[FRAGMENTO PROPORCIONADO]:
+-------+
Atenas (Reuters).- Los partidos en favor del rescate financiero de Grecia se encaminaban el domingo a asegurarse la mayoría parlamentaria luego de que los radicales de izquierda reconocieran su derrota, en una elección que mantendría al endeudado país dentro de la zona euro.

Con un 40.2% de los votos contabilizados oficialmente, registraba un 30.45% y el izquierdista SYRIZA, contrario al severo plan de austeridad que la Unión Europea planteó para rescatar al país, sumaba un 26.04%.

Los dos partidos eran seguidos por los socialistas del PASOK, con un 12,3 por ciento de las preferencias.

El partido que se quede con el primer lugar obtendrá 50 bancas extra, lo que daría a Nueva Democracia y a sus aliados de PASOK 161 de los 300 escaños del Parlamento.

Esa unión apuesta a mantener en pie los compromisos asumidos para recibir el rescate de 130.000 millones de euros (164.000 millones de dólares) de parte de la Unión Europea (UE) y el Fondo Monetario Internacional (FMI) que evitarían la bancarrota del país.

"El pueblo griego votó hoy para mantenerse en un curso europeo y seguir en la zona euro", dijo el líder conservador Antonis Samaras luego de conocerse las proyecciones de votos.

"No habrá más aventuras; el lugar de Grecia en Europa no será puesto en duda, los sacrificios del pueblo griego darán frutos", agregó el político, quien señaló que buscará formar Gobierno lo más pronto posible y ratificó que la nación cumplirá con sus obligaciones.

SYRIZA había prometido ignorar las condiciones firmadas por Grecia para recibir la asistencia, lo que era leído como una virtual salida de la unión monetaria de Europa.
+-------+
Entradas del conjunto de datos
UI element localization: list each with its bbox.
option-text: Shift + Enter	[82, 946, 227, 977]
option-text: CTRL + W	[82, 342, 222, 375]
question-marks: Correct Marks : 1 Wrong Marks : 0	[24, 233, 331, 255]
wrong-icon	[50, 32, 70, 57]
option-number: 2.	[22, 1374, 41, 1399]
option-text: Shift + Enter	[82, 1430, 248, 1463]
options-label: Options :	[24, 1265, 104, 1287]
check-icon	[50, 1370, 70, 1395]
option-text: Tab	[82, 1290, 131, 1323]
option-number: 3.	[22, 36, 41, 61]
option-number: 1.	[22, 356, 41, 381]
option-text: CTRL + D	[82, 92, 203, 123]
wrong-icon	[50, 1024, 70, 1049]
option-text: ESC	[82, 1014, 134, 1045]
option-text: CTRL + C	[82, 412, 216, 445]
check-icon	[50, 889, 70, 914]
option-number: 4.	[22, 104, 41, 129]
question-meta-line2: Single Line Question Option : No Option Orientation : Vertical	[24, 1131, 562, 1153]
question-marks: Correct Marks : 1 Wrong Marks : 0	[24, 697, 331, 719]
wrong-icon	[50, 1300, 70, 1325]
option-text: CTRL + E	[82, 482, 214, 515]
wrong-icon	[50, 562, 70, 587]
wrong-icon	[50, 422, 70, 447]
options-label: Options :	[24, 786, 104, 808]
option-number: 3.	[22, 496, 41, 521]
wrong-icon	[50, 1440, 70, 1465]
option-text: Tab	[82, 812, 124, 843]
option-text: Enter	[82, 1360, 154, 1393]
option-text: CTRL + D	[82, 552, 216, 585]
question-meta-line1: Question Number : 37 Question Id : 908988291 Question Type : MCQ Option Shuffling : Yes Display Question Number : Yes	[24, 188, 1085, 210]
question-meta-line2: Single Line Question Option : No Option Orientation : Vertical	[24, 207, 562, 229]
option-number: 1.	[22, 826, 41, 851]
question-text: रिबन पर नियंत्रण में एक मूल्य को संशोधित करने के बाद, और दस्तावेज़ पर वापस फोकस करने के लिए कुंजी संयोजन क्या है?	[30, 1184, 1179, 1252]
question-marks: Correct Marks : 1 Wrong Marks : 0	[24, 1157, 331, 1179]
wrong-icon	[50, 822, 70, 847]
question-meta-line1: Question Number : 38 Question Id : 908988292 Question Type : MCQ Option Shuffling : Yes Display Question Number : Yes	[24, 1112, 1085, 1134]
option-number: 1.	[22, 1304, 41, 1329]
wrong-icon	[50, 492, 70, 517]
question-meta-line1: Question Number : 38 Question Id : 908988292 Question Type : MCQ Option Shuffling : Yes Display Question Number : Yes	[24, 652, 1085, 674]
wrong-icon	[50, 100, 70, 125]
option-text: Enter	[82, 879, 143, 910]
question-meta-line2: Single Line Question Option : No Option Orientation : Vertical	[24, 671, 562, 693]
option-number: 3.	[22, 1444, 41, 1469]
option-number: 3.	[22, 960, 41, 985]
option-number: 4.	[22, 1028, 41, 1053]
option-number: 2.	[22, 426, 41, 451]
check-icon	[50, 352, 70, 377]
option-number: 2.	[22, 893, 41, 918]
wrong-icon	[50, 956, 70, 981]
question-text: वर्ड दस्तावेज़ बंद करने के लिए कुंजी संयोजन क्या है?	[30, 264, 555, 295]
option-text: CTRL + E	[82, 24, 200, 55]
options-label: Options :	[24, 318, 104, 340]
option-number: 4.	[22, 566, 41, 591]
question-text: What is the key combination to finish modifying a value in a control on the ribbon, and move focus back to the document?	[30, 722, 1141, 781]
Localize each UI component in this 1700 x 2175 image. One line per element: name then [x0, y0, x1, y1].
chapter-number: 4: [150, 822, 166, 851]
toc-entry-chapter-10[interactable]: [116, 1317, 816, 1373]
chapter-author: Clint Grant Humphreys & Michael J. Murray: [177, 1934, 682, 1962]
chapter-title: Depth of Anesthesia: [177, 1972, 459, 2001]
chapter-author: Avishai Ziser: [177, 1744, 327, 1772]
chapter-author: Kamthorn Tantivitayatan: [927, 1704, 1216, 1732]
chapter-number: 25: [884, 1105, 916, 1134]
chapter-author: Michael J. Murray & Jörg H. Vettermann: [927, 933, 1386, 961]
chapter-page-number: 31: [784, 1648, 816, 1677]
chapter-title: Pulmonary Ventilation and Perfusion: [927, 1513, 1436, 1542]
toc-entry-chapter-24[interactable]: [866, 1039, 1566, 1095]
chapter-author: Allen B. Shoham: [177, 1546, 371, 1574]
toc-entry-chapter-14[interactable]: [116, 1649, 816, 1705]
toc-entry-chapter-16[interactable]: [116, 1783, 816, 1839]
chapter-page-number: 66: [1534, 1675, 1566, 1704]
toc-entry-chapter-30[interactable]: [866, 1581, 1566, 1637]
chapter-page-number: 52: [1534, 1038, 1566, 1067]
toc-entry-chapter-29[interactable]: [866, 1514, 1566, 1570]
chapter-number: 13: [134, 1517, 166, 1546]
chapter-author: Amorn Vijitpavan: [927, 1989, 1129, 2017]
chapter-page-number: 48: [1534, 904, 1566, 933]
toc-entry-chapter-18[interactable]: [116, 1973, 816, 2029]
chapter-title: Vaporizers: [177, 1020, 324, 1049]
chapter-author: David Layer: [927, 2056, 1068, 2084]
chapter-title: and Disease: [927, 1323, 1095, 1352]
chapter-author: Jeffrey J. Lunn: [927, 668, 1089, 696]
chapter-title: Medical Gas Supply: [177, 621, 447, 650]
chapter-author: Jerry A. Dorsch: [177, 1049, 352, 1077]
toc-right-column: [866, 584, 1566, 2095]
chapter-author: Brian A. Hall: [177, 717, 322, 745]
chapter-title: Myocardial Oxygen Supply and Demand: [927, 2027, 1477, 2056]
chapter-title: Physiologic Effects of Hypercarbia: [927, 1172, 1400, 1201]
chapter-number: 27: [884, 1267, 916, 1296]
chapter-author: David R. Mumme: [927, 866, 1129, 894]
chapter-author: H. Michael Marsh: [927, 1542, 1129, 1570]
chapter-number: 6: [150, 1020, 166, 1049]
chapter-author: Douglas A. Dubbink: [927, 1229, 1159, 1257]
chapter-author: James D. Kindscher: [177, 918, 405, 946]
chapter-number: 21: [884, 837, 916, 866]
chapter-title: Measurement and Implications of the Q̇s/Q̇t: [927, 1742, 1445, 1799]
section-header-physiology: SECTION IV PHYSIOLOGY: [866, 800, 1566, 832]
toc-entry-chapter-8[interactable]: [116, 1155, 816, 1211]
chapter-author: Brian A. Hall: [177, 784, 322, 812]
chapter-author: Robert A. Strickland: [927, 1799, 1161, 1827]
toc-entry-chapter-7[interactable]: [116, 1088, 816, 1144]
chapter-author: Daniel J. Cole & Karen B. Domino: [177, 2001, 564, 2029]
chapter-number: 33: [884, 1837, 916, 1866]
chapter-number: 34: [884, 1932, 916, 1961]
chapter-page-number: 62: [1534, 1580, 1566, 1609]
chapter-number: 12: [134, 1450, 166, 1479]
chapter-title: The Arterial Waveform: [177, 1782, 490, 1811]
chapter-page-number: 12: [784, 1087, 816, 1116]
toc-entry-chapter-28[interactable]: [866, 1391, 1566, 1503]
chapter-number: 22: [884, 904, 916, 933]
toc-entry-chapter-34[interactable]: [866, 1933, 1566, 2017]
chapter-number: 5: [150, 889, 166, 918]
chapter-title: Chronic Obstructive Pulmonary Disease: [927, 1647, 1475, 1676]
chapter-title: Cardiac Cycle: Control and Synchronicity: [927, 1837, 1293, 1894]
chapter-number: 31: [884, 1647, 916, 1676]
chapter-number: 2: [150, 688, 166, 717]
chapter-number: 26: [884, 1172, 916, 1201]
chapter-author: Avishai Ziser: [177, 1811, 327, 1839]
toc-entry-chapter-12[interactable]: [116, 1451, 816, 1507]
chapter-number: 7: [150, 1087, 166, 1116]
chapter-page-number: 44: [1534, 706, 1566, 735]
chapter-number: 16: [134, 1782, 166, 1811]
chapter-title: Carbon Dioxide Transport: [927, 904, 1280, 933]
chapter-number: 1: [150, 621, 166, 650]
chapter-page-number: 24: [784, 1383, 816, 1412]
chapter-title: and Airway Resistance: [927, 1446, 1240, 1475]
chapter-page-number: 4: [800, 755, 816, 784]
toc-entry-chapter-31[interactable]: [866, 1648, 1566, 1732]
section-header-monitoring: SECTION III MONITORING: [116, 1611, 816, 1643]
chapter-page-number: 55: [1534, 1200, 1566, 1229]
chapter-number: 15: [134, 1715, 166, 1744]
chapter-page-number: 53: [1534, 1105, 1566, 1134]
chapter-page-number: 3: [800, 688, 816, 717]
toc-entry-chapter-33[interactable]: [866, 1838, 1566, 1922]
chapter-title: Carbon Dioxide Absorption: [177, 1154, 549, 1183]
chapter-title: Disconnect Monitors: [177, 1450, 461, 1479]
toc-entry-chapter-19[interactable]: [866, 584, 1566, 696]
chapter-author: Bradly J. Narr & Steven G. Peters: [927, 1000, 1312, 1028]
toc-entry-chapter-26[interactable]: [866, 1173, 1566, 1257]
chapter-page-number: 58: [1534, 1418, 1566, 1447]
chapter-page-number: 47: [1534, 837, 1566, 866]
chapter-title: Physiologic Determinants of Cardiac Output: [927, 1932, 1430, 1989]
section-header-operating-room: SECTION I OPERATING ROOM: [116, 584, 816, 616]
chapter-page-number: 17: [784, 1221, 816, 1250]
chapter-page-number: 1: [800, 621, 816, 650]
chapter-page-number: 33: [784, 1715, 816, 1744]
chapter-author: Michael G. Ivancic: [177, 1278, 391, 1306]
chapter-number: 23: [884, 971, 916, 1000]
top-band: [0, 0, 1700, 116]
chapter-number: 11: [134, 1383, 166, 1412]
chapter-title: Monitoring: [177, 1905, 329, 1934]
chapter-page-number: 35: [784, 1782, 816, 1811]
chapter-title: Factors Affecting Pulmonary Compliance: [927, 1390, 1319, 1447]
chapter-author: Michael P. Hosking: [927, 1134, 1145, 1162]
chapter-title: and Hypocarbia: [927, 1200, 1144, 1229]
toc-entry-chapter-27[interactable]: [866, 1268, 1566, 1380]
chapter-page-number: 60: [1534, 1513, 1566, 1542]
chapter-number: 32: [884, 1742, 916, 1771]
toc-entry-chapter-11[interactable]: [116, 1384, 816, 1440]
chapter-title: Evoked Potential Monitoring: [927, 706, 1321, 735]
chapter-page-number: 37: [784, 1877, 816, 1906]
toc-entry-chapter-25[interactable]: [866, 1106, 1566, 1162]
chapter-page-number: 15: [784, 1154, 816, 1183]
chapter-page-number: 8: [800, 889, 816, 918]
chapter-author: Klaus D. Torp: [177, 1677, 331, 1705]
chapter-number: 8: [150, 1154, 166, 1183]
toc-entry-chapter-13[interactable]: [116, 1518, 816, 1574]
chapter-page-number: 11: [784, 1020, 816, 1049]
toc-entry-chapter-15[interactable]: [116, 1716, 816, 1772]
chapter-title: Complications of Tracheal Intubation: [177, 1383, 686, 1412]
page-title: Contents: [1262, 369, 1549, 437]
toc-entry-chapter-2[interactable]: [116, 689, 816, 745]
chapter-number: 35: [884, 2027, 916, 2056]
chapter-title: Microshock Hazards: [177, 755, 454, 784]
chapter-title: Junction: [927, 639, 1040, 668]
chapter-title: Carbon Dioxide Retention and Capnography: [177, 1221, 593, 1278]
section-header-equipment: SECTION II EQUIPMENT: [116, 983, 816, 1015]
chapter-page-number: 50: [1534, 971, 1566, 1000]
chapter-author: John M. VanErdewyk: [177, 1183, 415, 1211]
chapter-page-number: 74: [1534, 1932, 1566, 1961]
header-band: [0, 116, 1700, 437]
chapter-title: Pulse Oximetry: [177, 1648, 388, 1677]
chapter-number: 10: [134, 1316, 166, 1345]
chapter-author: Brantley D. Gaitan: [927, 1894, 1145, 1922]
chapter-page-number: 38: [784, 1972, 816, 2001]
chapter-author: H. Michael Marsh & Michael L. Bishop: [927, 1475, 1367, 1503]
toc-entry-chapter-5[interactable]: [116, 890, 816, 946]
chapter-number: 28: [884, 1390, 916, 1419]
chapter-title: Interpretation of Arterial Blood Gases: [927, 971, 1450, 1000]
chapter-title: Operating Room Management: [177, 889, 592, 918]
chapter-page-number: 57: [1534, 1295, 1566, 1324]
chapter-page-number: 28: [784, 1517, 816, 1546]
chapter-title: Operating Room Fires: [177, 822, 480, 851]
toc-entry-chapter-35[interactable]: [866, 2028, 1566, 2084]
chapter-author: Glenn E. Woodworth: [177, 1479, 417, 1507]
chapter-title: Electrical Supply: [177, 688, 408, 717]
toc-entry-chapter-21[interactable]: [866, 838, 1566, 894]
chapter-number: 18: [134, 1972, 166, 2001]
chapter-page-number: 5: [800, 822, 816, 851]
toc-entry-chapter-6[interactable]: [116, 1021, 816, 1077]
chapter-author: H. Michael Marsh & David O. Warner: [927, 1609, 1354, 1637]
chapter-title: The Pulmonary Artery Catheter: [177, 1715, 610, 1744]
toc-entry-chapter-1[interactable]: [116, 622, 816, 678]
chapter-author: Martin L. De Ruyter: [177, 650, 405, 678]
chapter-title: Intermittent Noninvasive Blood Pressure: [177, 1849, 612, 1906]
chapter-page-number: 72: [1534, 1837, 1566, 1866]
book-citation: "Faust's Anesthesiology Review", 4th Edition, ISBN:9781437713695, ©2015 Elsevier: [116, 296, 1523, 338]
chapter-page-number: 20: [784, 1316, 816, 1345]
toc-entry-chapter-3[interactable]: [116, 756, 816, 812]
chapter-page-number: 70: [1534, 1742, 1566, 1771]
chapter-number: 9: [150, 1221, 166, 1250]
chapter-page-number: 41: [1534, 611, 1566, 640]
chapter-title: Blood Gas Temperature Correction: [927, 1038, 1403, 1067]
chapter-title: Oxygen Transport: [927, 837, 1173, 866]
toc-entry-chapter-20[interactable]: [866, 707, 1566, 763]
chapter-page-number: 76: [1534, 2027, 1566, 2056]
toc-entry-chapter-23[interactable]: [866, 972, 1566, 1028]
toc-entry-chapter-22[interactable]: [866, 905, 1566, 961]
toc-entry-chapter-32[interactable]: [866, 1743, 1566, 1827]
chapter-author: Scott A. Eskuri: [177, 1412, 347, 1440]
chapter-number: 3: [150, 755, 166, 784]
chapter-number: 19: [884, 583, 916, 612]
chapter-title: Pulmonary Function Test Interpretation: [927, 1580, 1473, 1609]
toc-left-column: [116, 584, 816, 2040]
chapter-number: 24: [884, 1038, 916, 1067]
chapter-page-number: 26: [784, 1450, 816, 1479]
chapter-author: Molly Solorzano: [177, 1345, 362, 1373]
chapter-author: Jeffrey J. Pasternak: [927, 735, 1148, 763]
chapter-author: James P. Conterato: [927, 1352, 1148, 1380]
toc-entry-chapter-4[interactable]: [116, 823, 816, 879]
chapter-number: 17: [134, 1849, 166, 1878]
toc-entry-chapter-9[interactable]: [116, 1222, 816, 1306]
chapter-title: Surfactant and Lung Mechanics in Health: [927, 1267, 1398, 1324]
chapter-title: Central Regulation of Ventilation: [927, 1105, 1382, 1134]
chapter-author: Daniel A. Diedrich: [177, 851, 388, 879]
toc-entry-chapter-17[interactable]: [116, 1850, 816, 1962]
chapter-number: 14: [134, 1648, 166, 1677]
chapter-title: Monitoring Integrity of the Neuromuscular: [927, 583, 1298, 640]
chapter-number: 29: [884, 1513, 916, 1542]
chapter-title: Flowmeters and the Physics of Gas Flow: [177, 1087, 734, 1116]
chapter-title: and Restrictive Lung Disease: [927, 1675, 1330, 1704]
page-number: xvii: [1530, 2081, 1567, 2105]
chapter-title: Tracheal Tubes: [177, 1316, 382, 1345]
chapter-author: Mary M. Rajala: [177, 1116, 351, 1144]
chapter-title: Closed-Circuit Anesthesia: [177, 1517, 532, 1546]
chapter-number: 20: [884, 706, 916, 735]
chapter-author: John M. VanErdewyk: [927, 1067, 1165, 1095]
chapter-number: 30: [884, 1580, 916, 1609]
+-------+
[PREGUNTAS POR RESPONDER]:
1 - En la noticia sobre las elecciones en Grecia, ¿cuántos de los 300 escaños del Parlamento tendrían Nueva Democracia y PASOK juntos?
2 - Prosigue la noticia sobre las elecciones en Grecia a partir de su último párrafo.
Los registros son un material aparte, sin relación con la noticia sobre las elecciones en Grecia.

[PROBLEMAS RESUELTOS]:
1 - 161 escaños.

2 -
Una salida de Grecia de la zona euro desataría una conmoción que podría acabar con la divisa única de Europa y hundir a la economía mundial en el caos.

Las elecciones griegas capturaron la atención del mundo un día antes de que los líderes del G-20 se reúnan en México y llevó a los bancos centrales de todo el mundo a preparar fondos para respaldar a los bancos y las monedas frente a un eventual colapso de los mercados pos comicios.

Sondeos de opinión previos han mostrado que los griegos, exhaustos tras cinco años de profunda recesión, son partidarios en su mayoría de permanecer en el euro, pero existe también un agrio descontento por las repetidas alzas de impuestos, recortes de gastos y reducciones a salarios y pensiones.

Muchos votantes están también furiosos con Nueva Democracia y otros partidos tradicionales como el debilitado PASOK, a los que culpan por décadas de corrupción, malversación e ineficiencia que los dejó una economía en ruinas y una de las cargas de deuda más grandes del mundo.